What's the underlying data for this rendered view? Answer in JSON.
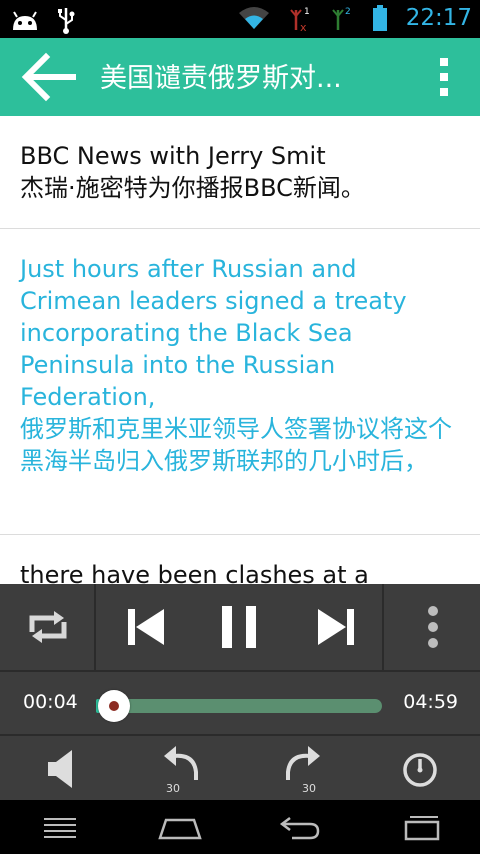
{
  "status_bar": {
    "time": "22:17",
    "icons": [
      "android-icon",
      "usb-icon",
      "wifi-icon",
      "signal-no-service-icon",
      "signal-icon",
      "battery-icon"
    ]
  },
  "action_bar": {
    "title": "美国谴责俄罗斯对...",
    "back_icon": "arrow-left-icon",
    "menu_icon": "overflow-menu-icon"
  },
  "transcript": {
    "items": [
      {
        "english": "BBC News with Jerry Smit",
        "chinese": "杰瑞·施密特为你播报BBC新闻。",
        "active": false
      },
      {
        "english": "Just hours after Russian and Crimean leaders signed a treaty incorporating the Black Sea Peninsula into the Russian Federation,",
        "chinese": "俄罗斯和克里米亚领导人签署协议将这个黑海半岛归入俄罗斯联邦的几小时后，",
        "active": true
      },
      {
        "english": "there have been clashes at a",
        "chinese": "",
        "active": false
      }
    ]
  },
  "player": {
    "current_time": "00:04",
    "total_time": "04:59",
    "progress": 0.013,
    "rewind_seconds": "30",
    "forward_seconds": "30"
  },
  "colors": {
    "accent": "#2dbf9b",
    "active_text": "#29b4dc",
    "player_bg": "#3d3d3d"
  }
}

---

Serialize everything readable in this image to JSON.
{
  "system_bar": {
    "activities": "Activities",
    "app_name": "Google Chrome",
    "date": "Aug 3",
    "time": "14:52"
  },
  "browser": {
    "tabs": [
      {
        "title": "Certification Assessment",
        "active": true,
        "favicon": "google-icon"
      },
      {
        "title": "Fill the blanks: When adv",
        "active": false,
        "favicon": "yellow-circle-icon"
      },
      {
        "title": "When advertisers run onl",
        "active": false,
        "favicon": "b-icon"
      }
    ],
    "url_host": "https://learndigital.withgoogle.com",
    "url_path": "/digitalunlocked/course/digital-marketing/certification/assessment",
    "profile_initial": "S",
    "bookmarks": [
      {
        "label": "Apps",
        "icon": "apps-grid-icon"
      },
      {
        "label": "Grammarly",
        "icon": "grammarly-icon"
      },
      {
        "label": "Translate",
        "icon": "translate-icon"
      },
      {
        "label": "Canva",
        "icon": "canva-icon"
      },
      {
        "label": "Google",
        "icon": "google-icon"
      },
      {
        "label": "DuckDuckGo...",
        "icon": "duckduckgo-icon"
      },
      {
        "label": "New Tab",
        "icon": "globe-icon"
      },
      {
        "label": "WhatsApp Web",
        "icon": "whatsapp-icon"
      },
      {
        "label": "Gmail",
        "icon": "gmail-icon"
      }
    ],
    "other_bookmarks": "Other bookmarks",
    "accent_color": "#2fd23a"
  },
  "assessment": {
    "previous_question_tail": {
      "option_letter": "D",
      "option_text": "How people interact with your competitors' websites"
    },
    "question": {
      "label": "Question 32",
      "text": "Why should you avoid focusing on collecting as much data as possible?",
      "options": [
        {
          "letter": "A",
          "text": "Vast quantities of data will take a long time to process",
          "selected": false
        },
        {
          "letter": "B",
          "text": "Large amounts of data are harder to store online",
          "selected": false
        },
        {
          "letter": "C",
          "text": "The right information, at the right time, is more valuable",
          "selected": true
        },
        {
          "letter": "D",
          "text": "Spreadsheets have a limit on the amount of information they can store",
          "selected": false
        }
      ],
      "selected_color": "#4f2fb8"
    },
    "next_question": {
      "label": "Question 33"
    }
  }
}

--

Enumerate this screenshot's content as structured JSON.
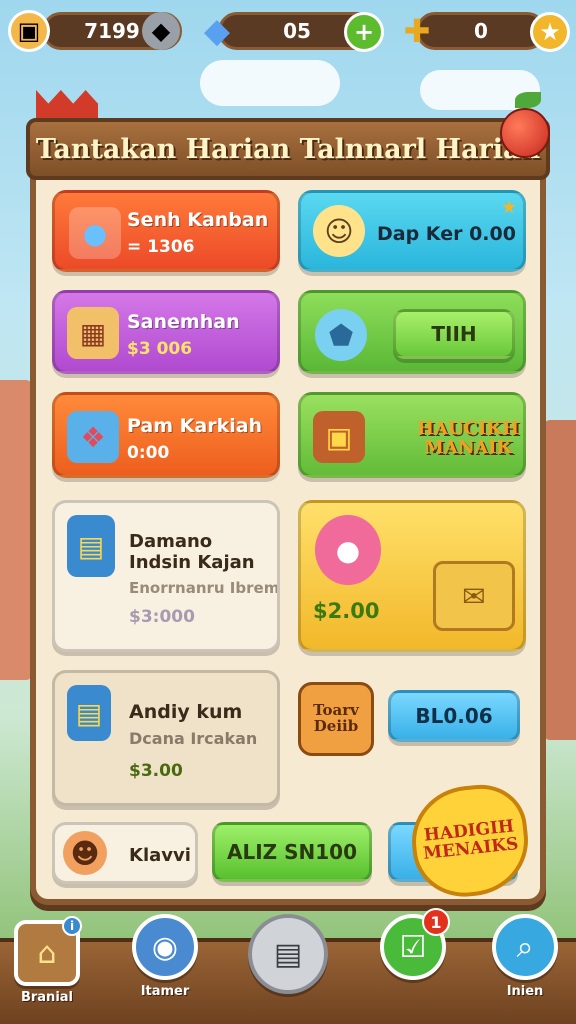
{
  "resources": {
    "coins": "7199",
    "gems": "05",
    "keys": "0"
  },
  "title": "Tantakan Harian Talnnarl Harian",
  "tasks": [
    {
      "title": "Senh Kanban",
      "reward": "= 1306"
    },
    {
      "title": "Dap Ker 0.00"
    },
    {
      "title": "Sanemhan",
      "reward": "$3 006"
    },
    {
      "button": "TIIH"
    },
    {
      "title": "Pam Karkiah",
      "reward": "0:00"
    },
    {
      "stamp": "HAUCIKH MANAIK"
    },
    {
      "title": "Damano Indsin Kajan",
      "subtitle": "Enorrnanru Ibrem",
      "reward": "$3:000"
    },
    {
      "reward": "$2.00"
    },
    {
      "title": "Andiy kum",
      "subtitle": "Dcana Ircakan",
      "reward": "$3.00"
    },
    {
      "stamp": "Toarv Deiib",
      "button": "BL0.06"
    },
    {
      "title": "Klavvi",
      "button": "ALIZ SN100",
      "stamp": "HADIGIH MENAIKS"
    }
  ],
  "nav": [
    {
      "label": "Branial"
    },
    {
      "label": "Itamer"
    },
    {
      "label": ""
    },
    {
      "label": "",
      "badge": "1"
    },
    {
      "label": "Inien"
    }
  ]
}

> _AIM OF THE TASK_: Find all lines where the word "reward" appears. Copy them.

> _FINISHED ANSWER_:
      "reward": "= 1306"
      "reward": "$3 006"
      "reward": "0:00"
      "reward": "$3:000"
      "reward": "$2.00"
      "reward": "$3.00"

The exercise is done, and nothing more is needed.